*Work instructions:* Copy each line that contains the string "Deactiveer".

*Given records:*
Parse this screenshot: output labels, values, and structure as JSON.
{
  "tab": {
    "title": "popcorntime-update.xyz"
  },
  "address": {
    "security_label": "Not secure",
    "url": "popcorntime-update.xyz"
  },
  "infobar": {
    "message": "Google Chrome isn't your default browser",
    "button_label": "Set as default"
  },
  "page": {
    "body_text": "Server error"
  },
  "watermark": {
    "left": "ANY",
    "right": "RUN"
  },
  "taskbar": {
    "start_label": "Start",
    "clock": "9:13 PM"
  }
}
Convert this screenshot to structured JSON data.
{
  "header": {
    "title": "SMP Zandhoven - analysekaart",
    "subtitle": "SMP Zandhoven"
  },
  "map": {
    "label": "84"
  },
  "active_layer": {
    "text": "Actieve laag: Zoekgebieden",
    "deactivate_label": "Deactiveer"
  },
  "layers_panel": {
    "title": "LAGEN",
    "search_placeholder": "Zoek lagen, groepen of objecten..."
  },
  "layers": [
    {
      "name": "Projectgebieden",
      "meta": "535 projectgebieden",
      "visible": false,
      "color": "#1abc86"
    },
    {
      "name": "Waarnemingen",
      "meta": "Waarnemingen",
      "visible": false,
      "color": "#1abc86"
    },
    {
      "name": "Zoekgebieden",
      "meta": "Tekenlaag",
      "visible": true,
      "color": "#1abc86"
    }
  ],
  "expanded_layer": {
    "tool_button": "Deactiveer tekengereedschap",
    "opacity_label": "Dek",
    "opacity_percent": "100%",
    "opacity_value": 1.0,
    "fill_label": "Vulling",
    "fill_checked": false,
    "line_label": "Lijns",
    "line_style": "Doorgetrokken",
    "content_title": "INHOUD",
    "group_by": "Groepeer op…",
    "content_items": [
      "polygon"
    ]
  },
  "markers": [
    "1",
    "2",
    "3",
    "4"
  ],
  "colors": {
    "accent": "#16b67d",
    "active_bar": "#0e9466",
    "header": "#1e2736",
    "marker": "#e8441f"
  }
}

*Problem solution:*
    "deactivate_label": "Deactiveer"
    "tool_button": "Deactiveer tekengereedschap",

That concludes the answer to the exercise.